■ Task goal ■
List each line of the data that holds the string "اللہ", please.

■ Given data ■

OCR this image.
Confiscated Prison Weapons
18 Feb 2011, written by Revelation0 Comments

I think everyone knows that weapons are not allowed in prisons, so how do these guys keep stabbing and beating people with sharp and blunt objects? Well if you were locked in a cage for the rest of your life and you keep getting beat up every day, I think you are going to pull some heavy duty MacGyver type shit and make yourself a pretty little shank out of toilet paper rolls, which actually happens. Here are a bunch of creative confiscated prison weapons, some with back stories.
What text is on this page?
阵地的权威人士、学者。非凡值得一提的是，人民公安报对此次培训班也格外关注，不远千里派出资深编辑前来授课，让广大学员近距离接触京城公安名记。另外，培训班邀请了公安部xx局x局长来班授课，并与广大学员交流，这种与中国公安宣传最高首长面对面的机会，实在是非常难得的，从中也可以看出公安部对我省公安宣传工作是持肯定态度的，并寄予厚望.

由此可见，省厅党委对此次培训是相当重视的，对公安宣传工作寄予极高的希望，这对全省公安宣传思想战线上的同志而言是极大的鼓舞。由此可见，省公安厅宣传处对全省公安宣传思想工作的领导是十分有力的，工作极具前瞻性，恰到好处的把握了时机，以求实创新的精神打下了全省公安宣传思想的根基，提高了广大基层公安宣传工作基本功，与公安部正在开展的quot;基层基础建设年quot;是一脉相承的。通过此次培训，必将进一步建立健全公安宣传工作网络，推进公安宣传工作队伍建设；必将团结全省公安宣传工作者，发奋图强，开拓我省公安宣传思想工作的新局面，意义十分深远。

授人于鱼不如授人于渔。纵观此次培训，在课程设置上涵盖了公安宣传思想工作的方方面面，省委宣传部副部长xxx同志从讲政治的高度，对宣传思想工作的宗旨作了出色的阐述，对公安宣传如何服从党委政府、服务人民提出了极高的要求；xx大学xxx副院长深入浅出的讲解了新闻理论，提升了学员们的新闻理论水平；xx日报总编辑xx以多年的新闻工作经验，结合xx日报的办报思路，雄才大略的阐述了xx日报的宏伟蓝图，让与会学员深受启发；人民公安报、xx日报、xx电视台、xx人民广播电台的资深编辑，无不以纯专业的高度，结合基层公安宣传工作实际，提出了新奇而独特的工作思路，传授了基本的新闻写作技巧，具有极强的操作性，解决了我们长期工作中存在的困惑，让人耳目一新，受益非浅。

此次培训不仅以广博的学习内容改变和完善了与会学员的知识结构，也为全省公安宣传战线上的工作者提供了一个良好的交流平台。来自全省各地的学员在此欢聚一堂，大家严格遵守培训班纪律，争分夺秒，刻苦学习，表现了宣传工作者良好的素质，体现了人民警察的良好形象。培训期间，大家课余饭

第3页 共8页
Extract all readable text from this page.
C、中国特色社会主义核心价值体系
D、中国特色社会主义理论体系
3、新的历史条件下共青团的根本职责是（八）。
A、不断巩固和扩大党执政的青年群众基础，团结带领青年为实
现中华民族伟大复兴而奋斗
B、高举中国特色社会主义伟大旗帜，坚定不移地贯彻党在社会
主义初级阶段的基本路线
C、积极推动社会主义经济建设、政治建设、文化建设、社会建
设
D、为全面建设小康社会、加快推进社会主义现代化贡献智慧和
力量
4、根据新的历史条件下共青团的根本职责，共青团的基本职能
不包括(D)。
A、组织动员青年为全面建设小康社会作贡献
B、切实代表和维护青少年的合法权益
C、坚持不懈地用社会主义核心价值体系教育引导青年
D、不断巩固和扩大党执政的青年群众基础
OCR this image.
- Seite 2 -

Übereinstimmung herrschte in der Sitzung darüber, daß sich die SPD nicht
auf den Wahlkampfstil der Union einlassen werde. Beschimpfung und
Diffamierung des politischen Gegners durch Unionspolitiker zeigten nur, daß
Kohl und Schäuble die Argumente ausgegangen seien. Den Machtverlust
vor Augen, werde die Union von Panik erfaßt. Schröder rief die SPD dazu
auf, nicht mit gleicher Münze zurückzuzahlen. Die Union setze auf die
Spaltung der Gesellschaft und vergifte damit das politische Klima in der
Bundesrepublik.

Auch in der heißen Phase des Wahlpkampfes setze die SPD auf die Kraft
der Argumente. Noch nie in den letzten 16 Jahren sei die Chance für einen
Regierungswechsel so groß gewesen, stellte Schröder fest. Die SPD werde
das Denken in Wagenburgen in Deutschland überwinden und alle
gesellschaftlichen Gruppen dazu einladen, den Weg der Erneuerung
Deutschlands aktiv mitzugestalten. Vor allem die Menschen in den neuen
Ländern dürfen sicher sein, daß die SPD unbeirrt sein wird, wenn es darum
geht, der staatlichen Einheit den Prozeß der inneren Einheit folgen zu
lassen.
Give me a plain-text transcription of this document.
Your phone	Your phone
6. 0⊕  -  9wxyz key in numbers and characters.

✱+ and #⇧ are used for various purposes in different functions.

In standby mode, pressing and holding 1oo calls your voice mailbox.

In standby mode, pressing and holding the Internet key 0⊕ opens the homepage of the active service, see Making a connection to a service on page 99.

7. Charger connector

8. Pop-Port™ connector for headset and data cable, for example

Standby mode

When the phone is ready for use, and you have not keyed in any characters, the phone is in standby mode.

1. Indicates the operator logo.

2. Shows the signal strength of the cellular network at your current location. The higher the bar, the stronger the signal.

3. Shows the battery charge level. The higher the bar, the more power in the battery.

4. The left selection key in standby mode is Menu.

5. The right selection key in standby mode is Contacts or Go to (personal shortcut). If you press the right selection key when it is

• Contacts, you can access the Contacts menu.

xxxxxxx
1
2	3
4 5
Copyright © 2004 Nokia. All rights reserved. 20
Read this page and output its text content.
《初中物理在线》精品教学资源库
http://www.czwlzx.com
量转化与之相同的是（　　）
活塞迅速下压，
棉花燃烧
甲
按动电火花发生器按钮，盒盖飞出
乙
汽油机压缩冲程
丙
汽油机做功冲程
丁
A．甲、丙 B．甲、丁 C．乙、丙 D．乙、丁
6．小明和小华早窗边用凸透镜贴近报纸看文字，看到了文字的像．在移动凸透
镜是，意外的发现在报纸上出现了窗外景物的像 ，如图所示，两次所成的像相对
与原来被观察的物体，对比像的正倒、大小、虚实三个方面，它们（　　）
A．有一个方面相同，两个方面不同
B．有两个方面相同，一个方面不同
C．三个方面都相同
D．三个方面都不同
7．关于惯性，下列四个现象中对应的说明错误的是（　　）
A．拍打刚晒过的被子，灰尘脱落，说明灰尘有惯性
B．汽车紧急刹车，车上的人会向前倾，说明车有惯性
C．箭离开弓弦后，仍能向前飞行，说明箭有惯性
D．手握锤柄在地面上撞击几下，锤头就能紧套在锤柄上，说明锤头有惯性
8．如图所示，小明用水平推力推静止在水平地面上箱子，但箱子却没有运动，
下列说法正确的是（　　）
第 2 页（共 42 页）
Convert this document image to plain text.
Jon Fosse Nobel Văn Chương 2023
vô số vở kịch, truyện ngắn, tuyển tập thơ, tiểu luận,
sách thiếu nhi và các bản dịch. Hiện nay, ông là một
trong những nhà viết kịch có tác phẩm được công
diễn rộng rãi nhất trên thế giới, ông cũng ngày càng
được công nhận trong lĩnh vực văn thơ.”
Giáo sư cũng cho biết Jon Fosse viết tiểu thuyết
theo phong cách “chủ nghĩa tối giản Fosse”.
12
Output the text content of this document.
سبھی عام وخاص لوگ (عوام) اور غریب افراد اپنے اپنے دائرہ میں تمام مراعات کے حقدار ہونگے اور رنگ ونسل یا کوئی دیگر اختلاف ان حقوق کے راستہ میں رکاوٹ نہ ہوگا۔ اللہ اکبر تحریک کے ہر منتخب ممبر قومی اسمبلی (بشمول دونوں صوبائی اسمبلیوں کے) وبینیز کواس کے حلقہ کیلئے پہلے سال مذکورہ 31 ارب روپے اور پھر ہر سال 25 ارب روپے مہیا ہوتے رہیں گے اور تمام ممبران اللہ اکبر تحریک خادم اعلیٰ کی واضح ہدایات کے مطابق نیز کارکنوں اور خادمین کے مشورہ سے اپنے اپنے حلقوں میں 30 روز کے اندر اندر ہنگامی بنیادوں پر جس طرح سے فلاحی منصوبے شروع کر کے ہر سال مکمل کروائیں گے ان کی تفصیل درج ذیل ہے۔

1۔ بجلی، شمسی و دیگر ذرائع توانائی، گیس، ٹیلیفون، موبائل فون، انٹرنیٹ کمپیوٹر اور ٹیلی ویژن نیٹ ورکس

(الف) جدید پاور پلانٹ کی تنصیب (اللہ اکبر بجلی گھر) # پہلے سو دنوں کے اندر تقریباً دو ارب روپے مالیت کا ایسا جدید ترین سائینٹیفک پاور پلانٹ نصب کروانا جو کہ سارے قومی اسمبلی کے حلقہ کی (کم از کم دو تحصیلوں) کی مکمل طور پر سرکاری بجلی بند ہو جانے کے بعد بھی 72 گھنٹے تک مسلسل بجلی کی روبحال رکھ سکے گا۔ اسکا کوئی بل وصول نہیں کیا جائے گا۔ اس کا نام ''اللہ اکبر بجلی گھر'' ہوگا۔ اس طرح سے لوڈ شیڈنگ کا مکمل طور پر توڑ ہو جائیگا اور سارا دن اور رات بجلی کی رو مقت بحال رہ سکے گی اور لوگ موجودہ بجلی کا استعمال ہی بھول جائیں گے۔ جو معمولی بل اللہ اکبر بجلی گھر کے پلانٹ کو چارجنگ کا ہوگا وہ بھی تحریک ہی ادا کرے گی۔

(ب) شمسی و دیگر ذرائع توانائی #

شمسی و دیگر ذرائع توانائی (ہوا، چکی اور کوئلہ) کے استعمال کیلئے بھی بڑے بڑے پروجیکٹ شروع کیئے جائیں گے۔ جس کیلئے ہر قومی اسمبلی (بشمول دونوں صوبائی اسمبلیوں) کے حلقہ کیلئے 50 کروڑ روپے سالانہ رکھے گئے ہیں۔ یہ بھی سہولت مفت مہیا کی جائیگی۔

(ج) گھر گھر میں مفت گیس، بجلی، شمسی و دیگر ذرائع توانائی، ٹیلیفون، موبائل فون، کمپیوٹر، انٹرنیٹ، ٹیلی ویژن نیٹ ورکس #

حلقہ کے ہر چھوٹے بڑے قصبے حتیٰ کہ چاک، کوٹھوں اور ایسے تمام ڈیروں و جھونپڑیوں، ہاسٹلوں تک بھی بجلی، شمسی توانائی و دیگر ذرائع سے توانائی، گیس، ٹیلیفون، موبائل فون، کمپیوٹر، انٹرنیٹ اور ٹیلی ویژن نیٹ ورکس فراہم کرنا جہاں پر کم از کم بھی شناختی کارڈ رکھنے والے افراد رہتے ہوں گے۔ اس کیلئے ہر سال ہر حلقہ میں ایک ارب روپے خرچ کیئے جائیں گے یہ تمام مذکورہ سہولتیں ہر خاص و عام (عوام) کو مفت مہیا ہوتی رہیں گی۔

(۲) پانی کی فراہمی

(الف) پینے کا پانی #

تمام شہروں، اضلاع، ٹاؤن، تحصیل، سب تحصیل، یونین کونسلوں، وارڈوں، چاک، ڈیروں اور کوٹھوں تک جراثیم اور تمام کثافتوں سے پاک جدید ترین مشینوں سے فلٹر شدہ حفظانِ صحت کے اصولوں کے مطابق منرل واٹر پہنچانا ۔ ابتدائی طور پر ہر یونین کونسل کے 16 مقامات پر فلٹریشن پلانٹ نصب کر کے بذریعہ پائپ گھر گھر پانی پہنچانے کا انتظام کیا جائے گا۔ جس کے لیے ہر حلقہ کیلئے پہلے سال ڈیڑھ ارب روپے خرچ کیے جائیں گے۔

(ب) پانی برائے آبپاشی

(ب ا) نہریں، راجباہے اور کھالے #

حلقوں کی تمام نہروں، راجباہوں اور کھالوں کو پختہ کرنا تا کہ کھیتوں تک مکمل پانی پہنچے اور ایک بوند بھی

■ Written reply ■
سبھی عام وخاص لوگ (عوام) اور غریب افراد اپنے اپنے دائرہ میں تمام مراعات کے حقدار ہونگے اور رنگ ونسل یا کوئی دیگر اختلاف ان حقوق کے راستہ میں رکاوٹ نہ ہوگا۔ اللہ اکبر تحریک کے ہر منتخب ممبر قومی اسمبلی (بشمول دونوں صوبائی اسمبلیوں کے) وبینیز کواس کے حلقہ کیلئے پہلے سال مذکورہ 31 ارب روپے اور پھر ہر سال 25 ارب روپے مہیا ہوتے رہیں گے اور تمام ممبران اللہ اکبر تحریک خادم اعلیٰ کی واضح ہدایات کے مطابق نیز کارکنوں اور خادمین کے مشورہ سے اپنے اپنے حلقوں میں 30 روز کے اندر اندر ہنگامی بنیادوں پر جس طرح سے فلاحی منصوبے شروع کر کے ہر سال مکمل کروائیں گے ان کی تفصیل درج ذیل ہے۔
(الف) جدید پاور پلانٹ کی تنصیب (اللہ اکبر بجلی گھر) # پہلے سو دنوں کے اندر تقریباً دو ارب روپے مالیت کا ایسا جدید ترین سائینٹیفک پاور پلانٹ نصب کروانا جو کہ سارے قومی اسمبلی کے حلقہ کی (کم از کم دو تحصیلوں) کی مکمل طور پر سرکاری بجلی بند ہو جانے کے بعد بھی 72 گھنٹے تک مسلسل بجلی کی روبحال رکھ سکے گا۔ اسکا کوئی بل وصول نہیں کیا جائے گا۔ اس کا نام ''اللہ اکبر بجلی گھر'' ہوگا۔ اس طرح سے لوڈ شیڈنگ کا مکمل طور پر توڑ ہو جائیگا اور سارا دن اور رات بجلی کی رو مقت بحال رہ سکے گی اور لوگ موجودہ بجلی کا استعمال ہی بھول جائیں گے۔ جو معمولی بل اللہ اکبر بجلی گھر کے پلانٹ کو چارجنگ کا ہوگا وہ بھی تحریک ہی ادا کرے گی۔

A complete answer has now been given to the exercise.